→ **PROBLEM**: Render the rows below, from the line with "bar (687, 194, 816, 532)" to the line with "I need the location" (both included), as a JSON list of strings with one string per line. Skip blank lines and leave out the pictures.

→ **RAW RECORDS**:

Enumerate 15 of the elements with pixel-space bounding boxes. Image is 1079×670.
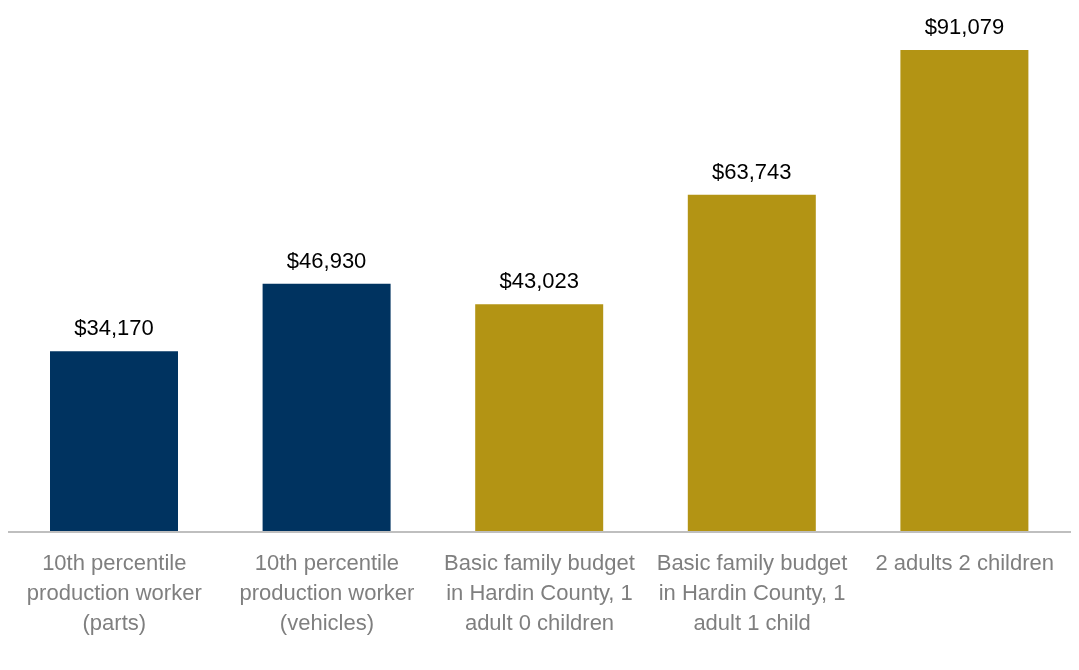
bar (687, 194, 816, 532)
data-label: $63,743 (712, 158, 792, 184)
x-tick-label: Basic family budget in Hardin County, 1 adult 0 children (444, 550, 635, 635)
bar (900, 50, 1029, 532)
bar (262, 283, 391, 532)
bar (50, 351, 178, 532)
x-tick-label: 2 adults 2 children (875, 550, 1054, 575)
x-tick-label: 10th percentile production worker (parts) (26, 550, 202, 635)
data-label: $46,930 (286, 247, 367, 273)
data-label: $91,079 (924, 14, 1005, 39)
x-tick-label: Basic family budget in Hardin County, 1 adult 1 child (656, 550, 848, 635)
x-tick-label: 10th percentile production worker (vehicles) (239, 550, 415, 635)
bar (475, 304, 604, 532)
data-label: $34,170 (74, 315, 154, 341)
data-label: $43,023 (499, 268, 579, 294)
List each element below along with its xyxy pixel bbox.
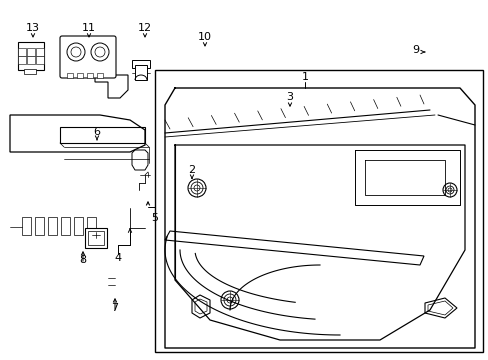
Bar [85, 228, 107, 248]
Bar [60, 127, 145, 143]
Text: 10: 10 [198, 32, 212, 42]
Bar [27, 56, 35, 64]
Bar [61, 217, 70, 235]
Text: 5: 5 [151, 213, 158, 223]
Bar [35, 217, 44, 235]
Bar [18, 56, 26, 64]
FancyBboxPatch shape [60, 36, 116, 78]
Bar [97, 73, 103, 78]
Text: 12: 12 [138, 23, 152, 33]
Bar [36, 56, 44, 64]
Bar [27, 48, 35, 56]
Text: 13: 13 [26, 23, 40, 33]
Text: 3: 3 [286, 92, 293, 102]
Bar [135, 65, 147, 80]
Bar [155, 70, 482, 352]
Text: 6: 6 [93, 127, 101, 137]
Bar [67, 73, 73, 78]
Text: 11: 11 [82, 23, 96, 33]
Text: 1: 1 [301, 72, 308, 82]
Text: 9: 9 [411, 45, 419, 55]
Bar [48, 217, 57, 235]
Bar [18, 42, 44, 70]
Text: 2: 2 [188, 165, 195, 175]
Text: 8: 8 [79, 255, 86, 265]
Bar [88, 231, 104, 245]
Bar [36, 48, 44, 56]
Bar [77, 73, 83, 78]
Text: 7: 7 [111, 303, 118, 313]
Bar [22, 217, 31, 235]
Bar [132, 60, 150, 68]
Text: 4: 4 [114, 253, 122, 263]
Bar [24, 69, 36, 74]
Bar [87, 217, 96, 235]
Bar [18, 48, 26, 56]
Bar [87, 73, 93, 78]
Bar [74, 217, 83, 235]
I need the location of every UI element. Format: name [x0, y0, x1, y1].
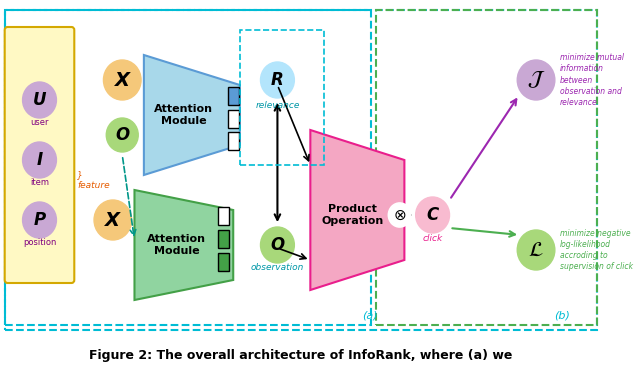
Text: Attention
Module: Attention Module: [147, 234, 206, 256]
Circle shape: [517, 60, 555, 100]
Text: user: user: [30, 117, 49, 126]
Text: (b): (b): [554, 310, 570, 320]
Text: C: C: [426, 206, 439, 224]
Circle shape: [388, 203, 411, 227]
Text: (a): (a): [362, 310, 378, 320]
Text: }
feature: } feature: [77, 170, 109, 190]
Text: click: click: [422, 233, 443, 242]
Text: relevance: relevance: [255, 101, 300, 110]
Circle shape: [22, 82, 56, 118]
Circle shape: [106, 118, 138, 152]
Circle shape: [260, 62, 294, 98]
Text: O: O: [270, 236, 285, 254]
Circle shape: [104, 60, 141, 100]
FancyBboxPatch shape: [218, 230, 230, 248]
Text: minimize mutual
information
between
observation and
relevance: minimize mutual information between obse…: [559, 53, 623, 107]
Text: item: item: [30, 178, 49, 187]
Text: Attention
Module: Attention Module: [154, 104, 213, 126]
Circle shape: [517, 230, 555, 270]
Polygon shape: [134, 190, 233, 300]
Text: ⊗: ⊗: [394, 208, 406, 223]
Text: R: R: [271, 71, 284, 89]
Text: Product
Operation: Product Operation: [321, 204, 384, 226]
FancyBboxPatch shape: [218, 253, 230, 271]
FancyBboxPatch shape: [228, 110, 239, 128]
Text: Figure 2: The overall architecture of InfoRank, where (a) we: Figure 2: The overall architecture of In…: [89, 349, 513, 362]
Circle shape: [22, 202, 56, 238]
Text: O: O: [115, 126, 129, 144]
Text: X: X: [115, 71, 130, 89]
Polygon shape: [310, 130, 404, 290]
Circle shape: [415, 197, 449, 233]
Text: minimize negative
log-likelihood
accroding to
supervision of click: minimize negative log-likelihood accrodi…: [559, 229, 632, 271]
Text: $\mathcal{L}$: $\mathcal{L}$: [528, 240, 544, 260]
Text: I: I: [36, 151, 43, 169]
Circle shape: [22, 142, 56, 178]
FancyBboxPatch shape: [228, 87, 239, 105]
Text: U: U: [33, 91, 46, 109]
FancyBboxPatch shape: [4, 27, 74, 283]
Circle shape: [94, 200, 132, 240]
Text: position: position: [23, 237, 56, 246]
Text: $\mathcal{J}$: $\mathcal{J}$: [527, 70, 545, 91]
Text: X: X: [106, 211, 120, 230]
Text: observation: observation: [251, 264, 304, 273]
Polygon shape: [144, 55, 240, 175]
Text: P: P: [33, 211, 45, 229]
FancyBboxPatch shape: [218, 207, 230, 225]
FancyBboxPatch shape: [228, 132, 239, 150]
Circle shape: [260, 227, 294, 263]
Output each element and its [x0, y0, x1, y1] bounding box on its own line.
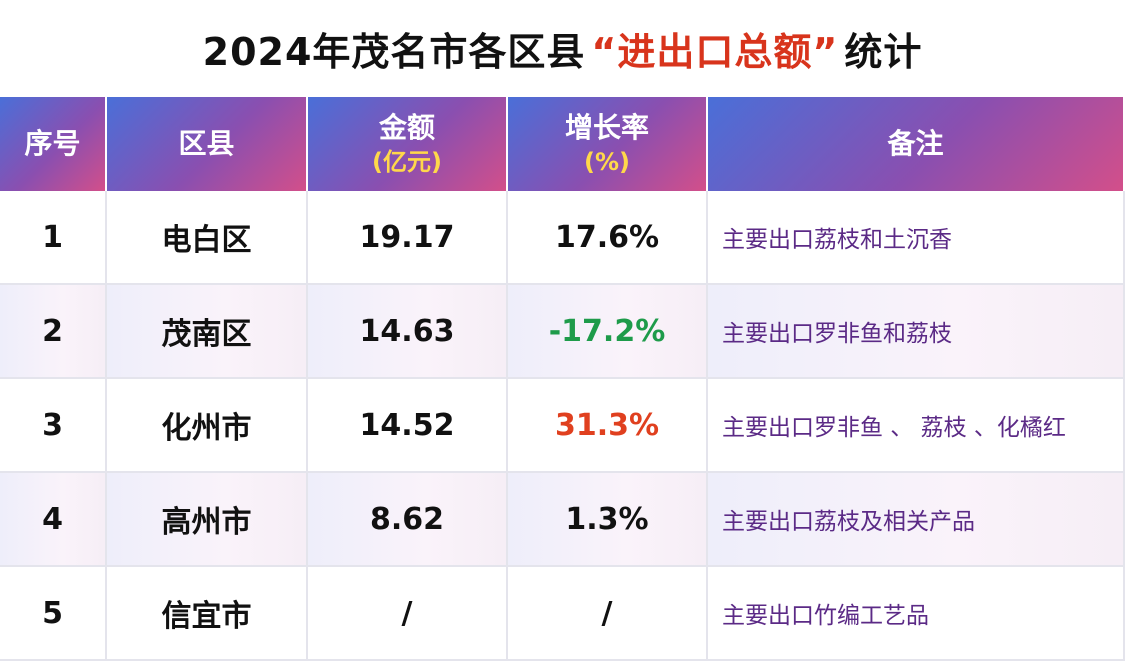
- table-cell: 14.63: [308, 285, 508, 379]
- table-cell: 31.3%: [508, 379, 708, 473]
- table-cell: 电白区: [107, 191, 308, 285]
- header-cell: 备注: [708, 97, 1125, 191]
- note-cell: 主要出口罗非鱼 、 荔枝 、化橘红: [708, 379, 1125, 473]
- table-cell: 1.3%: [508, 473, 708, 567]
- note-cell: 主要出口竹编工艺品: [708, 567, 1125, 661]
- table-cell: 5: [0, 567, 107, 661]
- header-text: 增长率: [564, 111, 649, 145]
- table-cell: 3: [0, 379, 107, 473]
- header-text: 金额: [378, 111, 435, 145]
- header-cell: 金额 (亿元): [308, 97, 508, 191]
- header-unit: (%): [584, 147, 630, 176]
- note-cell: 主要出口荔枝和土沉香: [708, 191, 1125, 285]
- table-cell: -17.2%: [508, 285, 708, 379]
- title-highlight: “进出口总额”: [591, 30, 839, 74]
- header-text: 区县: [178, 126, 235, 160]
- header-cell: 增长率 (%): [508, 97, 708, 191]
- table-cell: 4: [0, 473, 107, 567]
- table-cell: /: [308, 567, 508, 661]
- table-cell: 2: [0, 285, 107, 379]
- table-cell: 化州市: [107, 379, 308, 473]
- table-cell: 19.17: [308, 191, 508, 285]
- table-cell: 1: [0, 191, 107, 285]
- table-cell: /: [508, 567, 708, 661]
- table-cell: 8.62: [308, 473, 508, 567]
- title: 2024年茂名市各区县 “进出口总额” 统计: [0, 0, 1125, 97]
- header-cell: 区县: [107, 97, 308, 191]
- title-suffix: 统计: [844, 30, 923, 74]
- header-text: 序号: [24, 126, 81, 160]
- table-cell: 14.52: [308, 379, 508, 473]
- table-cell: 信宜市: [107, 567, 308, 661]
- note-cell: 主要出口荔枝及相关产品: [708, 473, 1125, 567]
- header-text: 备注: [887, 126, 944, 160]
- table: 序号 区县 金额 (亿元) 增长率 (%) 备注 1 电白区 19.17 17.6% 主要出口荔枝和土…: [0, 97, 1125, 661]
- note-cell: 主要出口罗非鱼和荔枝: [708, 285, 1125, 379]
- table-cell: 17.6%: [508, 191, 708, 285]
- table-cell: 茂南区: [107, 285, 308, 379]
- table-cell: 高州市: [107, 473, 308, 567]
- title-prefix: 2024年茂名市各区县: [202, 30, 586, 74]
- header-unit: (亿元): [372, 147, 442, 176]
- header-cell: 序号: [0, 97, 107, 191]
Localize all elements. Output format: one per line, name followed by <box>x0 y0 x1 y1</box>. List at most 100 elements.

→ **SOLUTION FOR THIS TASK**:
[
  "bar (687, 194, 816, 532)",
  "data-label: $63,743 (712, 158, 792, 184)",
  "x-tick-label: Basic family budget in Hardin County, 1 adult 0 children (444, 550, 635, 635)",
  "bar (900, 50, 1029, 532)",
  "bar (262, 283, 391, 532)",
  "bar (50, 351, 178, 532)",
  "x-tick-label: 2 adults 2 children (875, 550, 1054, 575)",
  "x-tick-label: 10th percentile production worker (parts) (26, 550, 202, 635)",
  "data-label: $46,930 (286, 247, 367, 273)",
  "data-label: $91,079 (924, 14, 1005, 39)",
  "x-tick-label: Basic family budget in Hardin County, 1 adult 1 child (656, 550, 848, 635)",
  "x-tick-label: 10th percentile production worker (vehicles) (239, 550, 415, 635)",
  "bar (475, 304, 604, 532)",
  "data-label: $34,170 (74, 315, 154, 341)",
  "data-label: $43,023 (499, 268, 579, 294)",
  "List each element below along with its xyxy pixel bbox.",
  "Bar [85, 228, 107, 248]",
  "Bar [60, 127, 145, 143]",
  "Text: 10: 10 [198, 32, 212, 42]",
  "Bar [27, 56, 35, 64]",
  "Bar [61, 217, 70, 235]",
  "Text: 5: 5 [151, 213, 158, 223]",
  "Bar [35, 217, 44, 235]",
  "Bar [18, 56, 26, 64]",
  "FancyBboxPatch shape [60, 36, 116, 78]",
  "Bar [97, 73, 103, 78]",
  "Text: 12: 12 [138, 23, 152, 33]",
  "Bar [36, 56, 44, 64]",
  "Bar [27, 48, 35, 56]",
  "Text: 13: 13 [26, 23, 40, 33]",
  "Text: 3: 3 [286, 92, 293, 102]",
  "Bar [135, 65, 147, 80]",
  "Bar [155, 70, 482, 352]",
  "Text: 6: 6 [93, 127, 101, 137]",
  "Bar [67, 73, 73, 78]",
  "Text: 11: 11 [82, 23, 96, 33]",
  "Text: 1: 1 [301, 72, 308, 82]",
  "Text: 9: 9 [411, 45, 419, 55]",
  "Bar [48, 217, 57, 235]",
  "Bar [18, 42, 44, 70]",
  "Text: 2: 2 [188, 165, 195, 175]",
  "Text: 8: 8 [79, 255, 86, 265]",
  "Bar [88, 231, 104, 245]",
  "Bar [36, 48, 44, 56]",
  "Bar [77, 73, 83, 78]",
  "Text: 7: 7 [111, 303, 118, 313]",
  "Bar [22, 217, 31, 235]",
  "Bar [132, 60, 150, 68]",
  "Text: 4: 4 [114, 253, 122, 263]",
  "Bar [24, 69, 36, 74]",
  "Bar [87, 217, 96, 235]",
  "Bar [18, 48, 26, 56]",
  "Bar [87, 73, 93, 78]",
  "Bar [74, 217, 83, 235]",
  "I need the location of every UI element. Format: name [x0, y0, x1, y1]."
]